#### PROBLEM STATEMENT
Scan the data that follows and count the lines with the string "this"; answer with the count alone.

#### RECORDS PROVIDED
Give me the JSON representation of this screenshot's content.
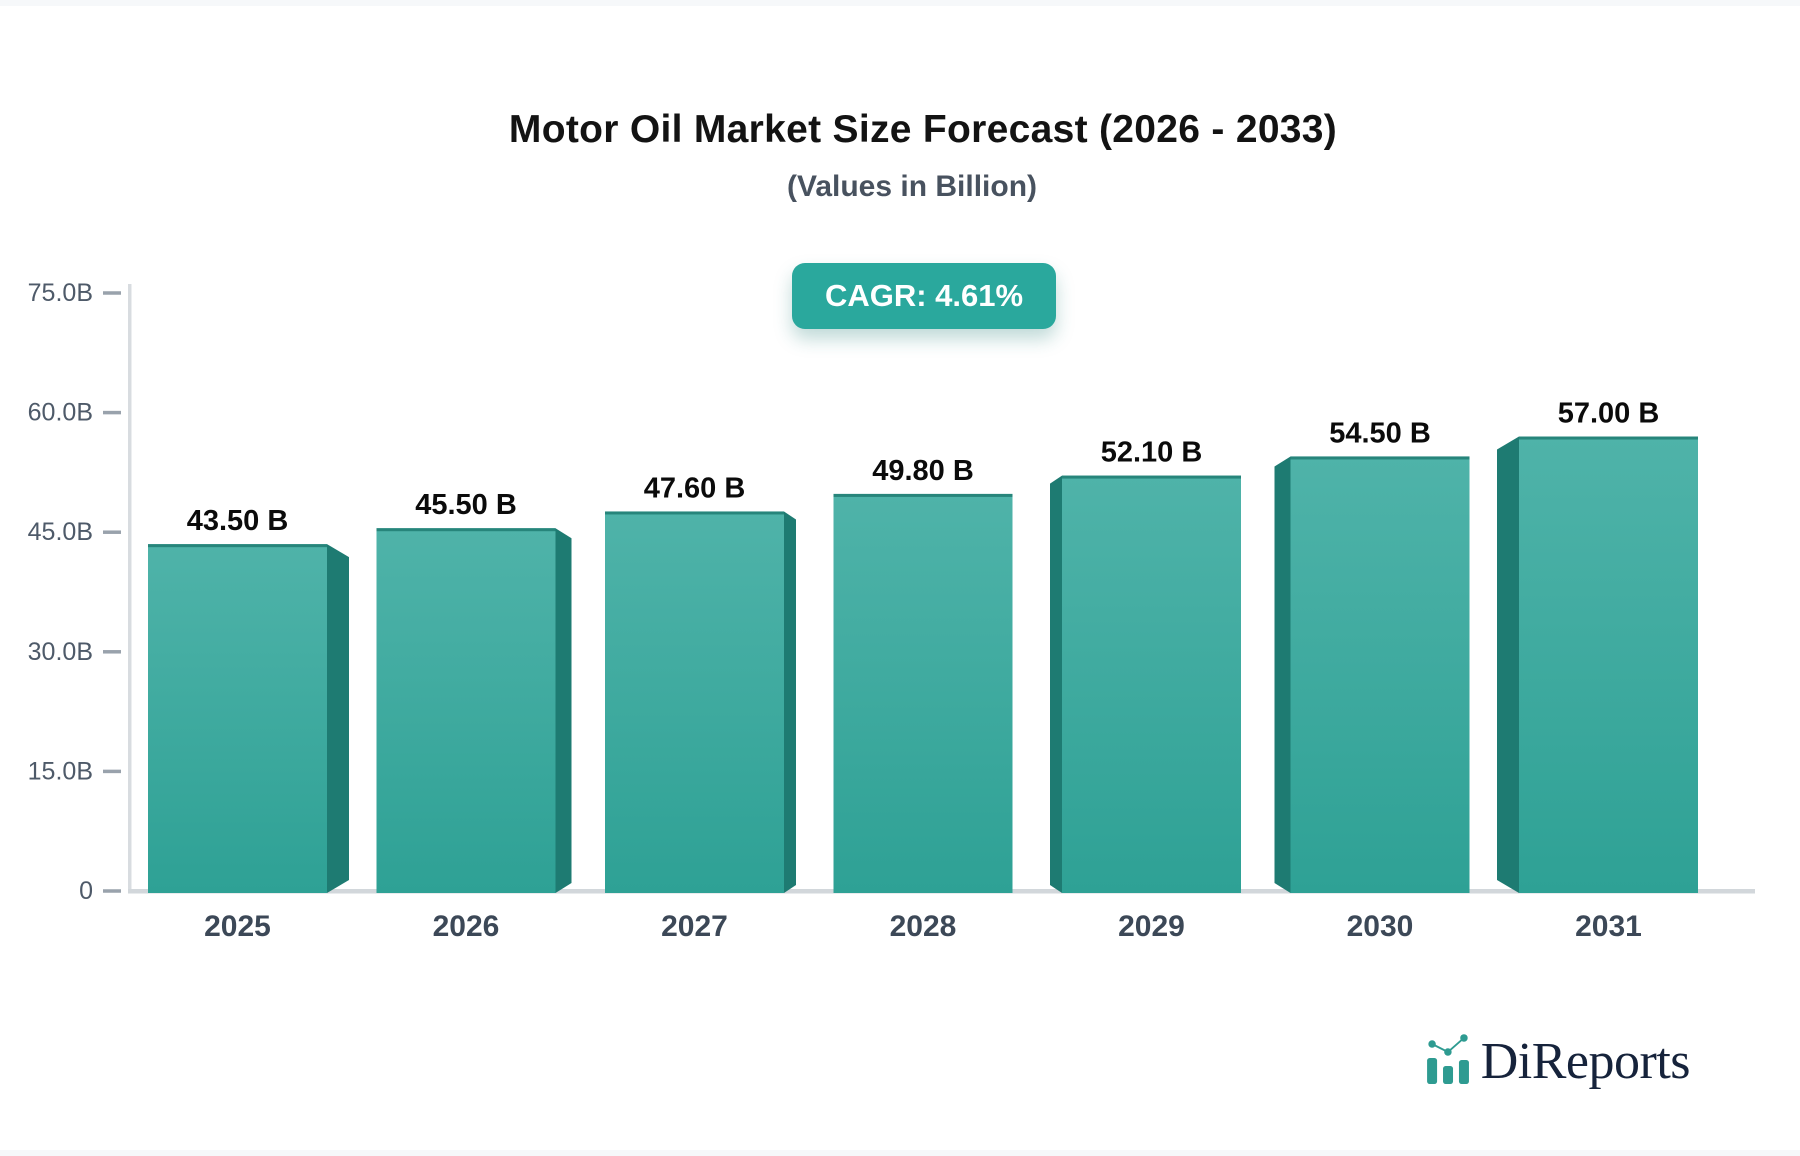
{
  "chart_data": {
    "type": "bar",
    "style": "3d-perspective-bars",
    "title": "Motor Oil Market Size Forecast (2026 - 2033)",
    "subtitle": "(Values in Billion)",
    "annotation": "CAGR: 4.61%",
    "categories": [
      "2025",
      "2026",
      "2027",
      "2028",
      "2029",
      "2030",
      "2031"
    ],
    "values": [
      43.5,
      45.5,
      47.6,
      49.8,
      52.1,
      54.5,
      57.0
    ],
    "value_labels": [
      "43.50 B",
      "45.50 B",
      "47.60 B",
      "49.80 B",
      "52.10 B",
      "54.50 B",
      "57.00 B"
    ],
    "ytick_labels": [
      "75.0B",
      "60.0B",
      "45.0B",
      "30.0B",
      "15.0B",
      "0"
    ],
    "ytick_values": [
      75,
      60,
      45,
      30,
      15,
      0
    ],
    "ylim": [
      0,
      75
    ],
    "grid": false,
    "legend_position": "none",
    "colors": {
      "bar_face_top": "#4FB3A9",
      "bar_face_bottom": "#2EA195",
      "bar_top_edge": "#27857B",
      "bar_side": "#1E7B72",
      "badge_bg": "#2AA89D",
      "badge_text": "#FFFFFF",
      "value_label": "#0B0B0B",
      "axis_label": "#4E5A69",
      "category_label": "#3C4857",
      "tick_mark": "#99A2AC",
      "axis_line": "#D8DCE0",
      "baseline": "#D2D7DB"
    }
  },
  "branding": {
    "logo_text": "DiReports",
    "logo_icon": "bar-chart-trend-icon",
    "logo_text_color": "#16233B",
    "logo_icon_color": "#2E9B91"
  }
}
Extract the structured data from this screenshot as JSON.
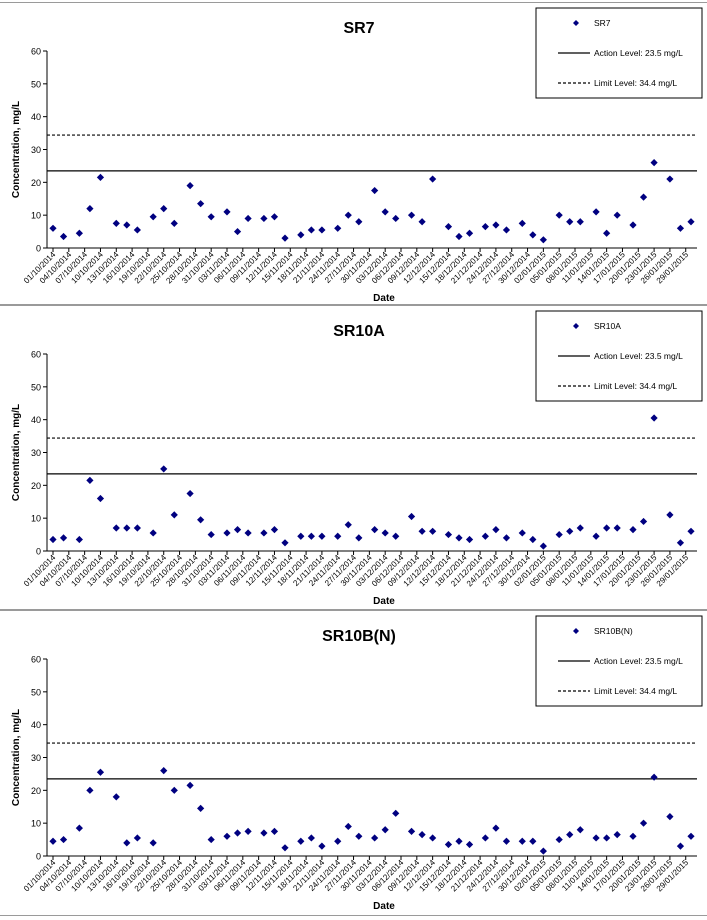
{
  "chart_data": [
    {
      "type": "scatter",
      "title": "SR7",
      "xlabel": "Date",
      "ylabel": "Concentration, mg/L",
      "ylim": [
        0,
        60
      ],
      "yticks": [
        "0",
        "10",
        "20",
        "30",
        "40",
        "50",
        "60"
      ],
      "grid": false,
      "legend_position": "top-right",
      "tick_dates": [
        "01/10/2014",
        "04/10/2014",
        "07/10/2014",
        "10/10/2014",
        "13/10/2014",
        "16/10/2014",
        "19/10/2014",
        "22/10/2014",
        "25/10/2014",
        "28/10/2014",
        "31/10/2014",
        "03/11/2014",
        "06/11/2014",
        "09/11/2014",
        "12/11/2014",
        "15/11/2014",
        "18/11/2014",
        "21/11/2014",
        "24/11/2014",
        "27/11/2014",
        "30/11/2014",
        "03/12/2014",
        "06/12/2014",
        "09/12/2014",
        "12/12/2014",
        "15/12/2014",
        "18/12/2014",
        "21/12/2014",
        "24/12/2014",
        "27/12/2014",
        "30/12/2014",
        "02/01/2015",
        "05/01/2015",
        "08/01/2015",
        "11/01/2015",
        "14/01/2015",
        "17/01/2015",
        "20/01/2015",
        "23/01/2015",
        "26/01/2015",
        "29/01/2015"
      ],
      "series": [
        {
          "name": "SR7",
          "color": "#000080",
          "marker": "diamond",
          "x": [
            "01/10/2014",
            "03/10/2014",
            "06/10/2014",
            "08/10/2014",
            "10/10/2014",
            "13/10/2014",
            "15/10/2014",
            "17/10/2014",
            "20/10/2014",
            "22/10/2014",
            "24/10/2014",
            "27/10/2014",
            "29/10/2014",
            "31/10/2014",
            "03/11/2014",
            "05/11/2014",
            "07/11/2014",
            "10/11/2014",
            "12/11/2014",
            "14/11/2014",
            "17/11/2014",
            "19/11/2014",
            "21/11/2014",
            "24/11/2014",
            "26/11/2014",
            "28/11/2014",
            "01/12/2014",
            "03/12/2014",
            "05/12/2014",
            "08/12/2014",
            "10/12/2014",
            "12/12/2014",
            "15/12/2014",
            "17/12/2014",
            "19/12/2014",
            "22/12/2014",
            "24/12/2014",
            "26/12/2014",
            "29/12/2014",
            "31/12/2014",
            "02/01/2015",
            "05/01/2015",
            "07/01/2015",
            "09/01/2015",
            "12/01/2015",
            "14/01/2015",
            "16/01/2015",
            "19/01/2015",
            "21/01/2015",
            "23/01/2015",
            "26/01/2015",
            "28/01/2015",
            "30/01/2015"
          ],
          "y": [
            6,
            3.5,
            4.5,
            12,
            21.5,
            7.5,
            7,
            5.5,
            9.5,
            12,
            7.5,
            19,
            13.5,
            9.5,
            11,
            5,
            9,
            9,
            9.5,
            3,
            4,
            5.5,
            5.5,
            6,
            10,
            8,
            17.5,
            11,
            9,
            10,
            8,
            21,
            6.5,
            3.5,
            4.5,
            6.5,
            7,
            5.5,
            7.5,
            4,
            2.5,
            10,
            8,
            8,
            11,
            4.5,
            10,
            7,
            15.5,
            26,
            21,
            6,
            8
          ]
        }
      ],
      "reference_lines": [
        {
          "name": "Action Level: 23.5 mg/L",
          "value": 23.5,
          "style": "solid"
        },
        {
          "name": "Limit Level: 34.4 mg/L",
          "value": 34.4,
          "style": "dashed"
        }
      ]
    },
    {
      "type": "scatter",
      "title": "SR10A",
      "xlabel": "Date",
      "ylabel": "Concentration, mg/L",
      "ylim": [
        0,
        60
      ],
      "yticks": [
        "0",
        "10",
        "20",
        "30",
        "40",
        "50",
        "60"
      ],
      "grid": false,
      "legend_position": "top-right",
      "tick_dates": [
        "01/10/2014",
        "04/10/2014",
        "07/10/2014",
        "10/10/2014",
        "13/10/2014",
        "16/10/2014",
        "19/10/2014",
        "22/10/2014",
        "25/10/2014",
        "28/10/2014",
        "31/10/2014",
        "03/11/2014",
        "06/11/2014",
        "09/11/2014",
        "12/11/2014",
        "15/11/2014",
        "18/11/2014",
        "21/11/2014",
        "24/11/2014",
        "27/11/2014",
        "30/11/2014",
        "03/12/2014",
        "06/12/2014",
        "09/12/2014",
        "12/12/2014",
        "15/12/2014",
        "18/12/2014",
        "21/12/2014",
        "24/12/2014",
        "27/12/2014",
        "30/12/2014",
        "02/01/2015",
        "05/01/2015",
        "08/01/2015",
        "11/01/2015",
        "14/01/2015",
        "17/01/2015",
        "20/01/2015",
        "23/01/2015",
        "26/01/2015",
        "29/01/2015"
      ],
      "series": [
        {
          "name": "SR10A",
          "color": "#000080",
          "marker": "diamond",
          "x": [
            "01/10/2014",
            "03/10/2014",
            "06/10/2014",
            "08/10/2014",
            "10/10/2014",
            "13/10/2014",
            "15/10/2014",
            "17/10/2014",
            "20/10/2014",
            "22/10/2014",
            "24/10/2014",
            "27/10/2014",
            "29/10/2014",
            "31/10/2014",
            "03/11/2014",
            "05/11/2014",
            "07/11/2014",
            "10/11/2014",
            "12/11/2014",
            "14/11/2014",
            "17/11/2014",
            "19/11/2014",
            "21/11/2014",
            "24/11/2014",
            "26/11/2014",
            "28/11/2014",
            "01/12/2014",
            "03/12/2014",
            "05/12/2014",
            "08/12/2014",
            "10/12/2014",
            "12/12/2014",
            "15/12/2014",
            "17/12/2014",
            "19/12/2014",
            "22/12/2014",
            "24/12/2014",
            "26/12/2014",
            "29/12/2014",
            "31/12/2014",
            "02/01/2015",
            "05/01/2015",
            "07/01/2015",
            "09/01/2015",
            "12/01/2015",
            "14/01/2015",
            "16/01/2015",
            "19/01/2015",
            "21/01/2015",
            "23/01/2015",
            "26/01/2015",
            "28/01/2015",
            "30/01/2015"
          ],
          "y": [
            3.5,
            4,
            3.5,
            21.5,
            16,
            7,
            7,
            7,
            5.5,
            25,
            11,
            17.5,
            9.5,
            5,
            5.5,
            6.5,
            5.5,
            5.5,
            6.5,
            2.5,
            4.5,
            4.5,
            4.5,
            4.5,
            8,
            4,
            6.5,
            5.5,
            4.5,
            10.5,
            6,
            6,
            5,
            4,
            3.5,
            4.5,
            6.5,
            4,
            5.5,
            3.5,
            1.5,
            5,
            6,
            7,
            4.5,
            7,
            7,
            6.5,
            9,
            40.5,
            11,
            2.5,
            6
          ]
        }
      ],
      "reference_lines": [
        {
          "name": "Action Level: 23.5 mg/L",
          "value": 23.5,
          "style": "solid"
        },
        {
          "name": "Limit Level: 34.4 mg/L",
          "value": 34.4,
          "style": "dashed"
        }
      ]
    },
    {
      "type": "scatter",
      "title": "SR10B(N)",
      "xlabel": "Date",
      "ylabel": "Concentration, mg/L",
      "ylim": [
        0,
        60
      ],
      "yticks": [
        "0",
        "10",
        "20",
        "30",
        "40",
        "50",
        "60"
      ],
      "grid": false,
      "legend_position": "top-right",
      "tick_dates": [
        "01/10/2014",
        "04/10/2014",
        "07/10/2014",
        "10/10/2014",
        "13/10/2014",
        "16/10/2014",
        "19/10/2014",
        "22/10/2014",
        "25/10/2014",
        "28/10/2014",
        "31/10/2014",
        "03/11/2014",
        "06/11/2014",
        "09/11/2014",
        "12/11/2014",
        "15/11/2014",
        "18/11/2014",
        "21/11/2014",
        "24/11/2014",
        "27/11/2014",
        "30/11/2014",
        "03/12/2014",
        "06/12/2014",
        "09/12/2014",
        "12/12/2014",
        "15/12/2014",
        "18/12/2014",
        "21/12/2014",
        "24/12/2014",
        "27/12/2014",
        "30/12/2014",
        "02/01/2015",
        "05/01/2015",
        "08/01/2015",
        "11/01/2015",
        "14/01/2015",
        "17/01/2015",
        "20/01/2015",
        "23/01/2015",
        "26/01/2015",
        "29/01/2015"
      ],
      "series": [
        {
          "name": "SR10B(N)",
          "color": "#000080",
          "marker": "diamond",
          "x": [
            "01/10/2014",
            "03/10/2014",
            "06/10/2014",
            "08/10/2014",
            "10/10/2014",
            "13/10/2014",
            "15/10/2014",
            "17/10/2014",
            "20/10/2014",
            "22/10/2014",
            "24/10/2014",
            "27/10/2014",
            "29/10/2014",
            "31/10/2014",
            "03/11/2014",
            "05/11/2014",
            "07/11/2014",
            "10/11/2014",
            "12/11/2014",
            "14/11/2014",
            "17/11/2014",
            "19/11/2014",
            "21/11/2014",
            "24/11/2014",
            "26/11/2014",
            "28/11/2014",
            "01/12/2014",
            "03/12/2014",
            "05/12/2014",
            "08/12/2014",
            "10/12/2014",
            "12/12/2014",
            "15/12/2014",
            "17/12/2014",
            "19/12/2014",
            "22/12/2014",
            "24/12/2014",
            "26/12/2014",
            "29/12/2014",
            "31/12/2014",
            "02/01/2015",
            "05/01/2015",
            "07/01/2015",
            "09/01/2015",
            "12/01/2015",
            "14/01/2015",
            "16/01/2015",
            "19/01/2015",
            "21/01/2015",
            "23/01/2015",
            "26/01/2015",
            "28/01/2015",
            "30/01/2015"
          ],
          "y": [
            4.5,
            5,
            8.5,
            20,
            25.5,
            18,
            4,
            5.5,
            4,
            26,
            20,
            21.5,
            14.5,
            5,
            6,
            7,
            7.5,
            7,
            7.5,
            2.5,
            4.5,
            5.5,
            3,
            4.5,
            9,
            6,
            5.5,
            8,
            13,
            7.5,
            6.5,
            5.5,
            3.5,
            4.5,
            3.5,
            5.5,
            8.5,
            4.5,
            4.5,
            4.5,
            1.5,
            5,
            6.5,
            8,
            5.5,
            5.5,
            6.5,
            6,
            10,
            24,
            12,
            3,
            6
          ]
        }
      ],
      "reference_lines": [
        {
          "name": "Action Level: 23.5 mg/L",
          "value": 23.5,
          "style": "solid"
        },
        {
          "name": "Limit Level: 34.4 mg/L",
          "value": 34.4,
          "style": "dashed"
        }
      ]
    }
  ]
}
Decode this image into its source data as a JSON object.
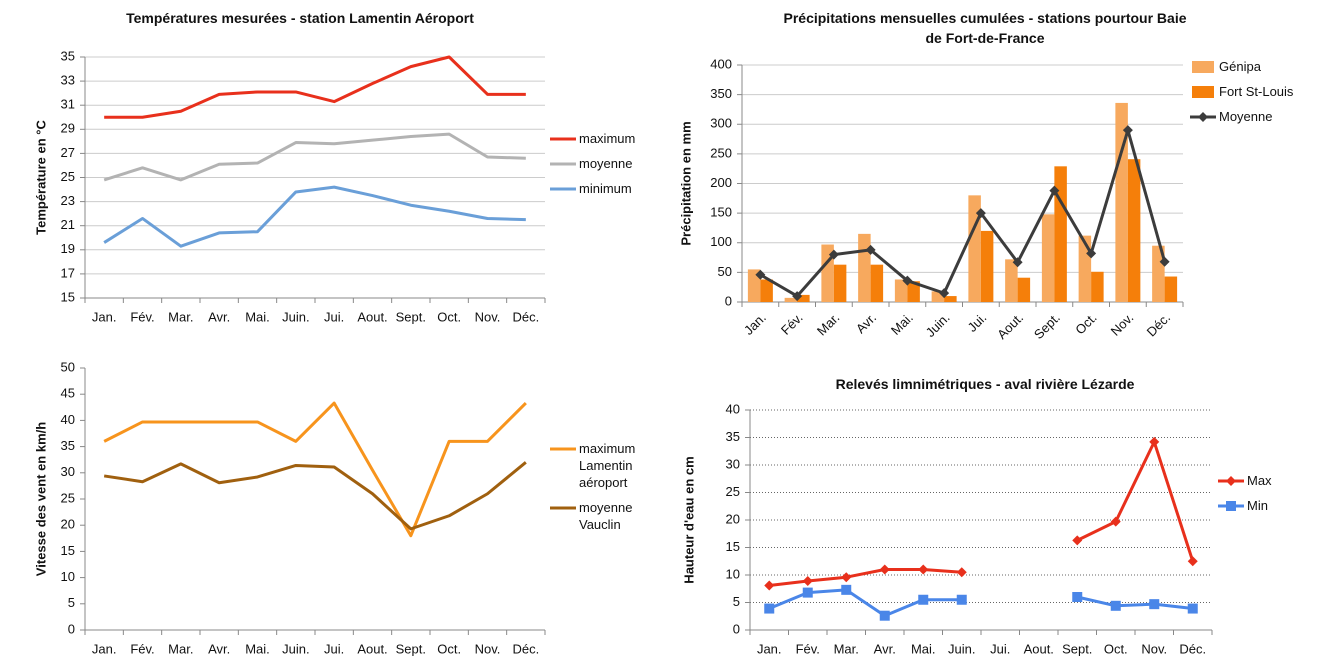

#### FULL OUTPUT
3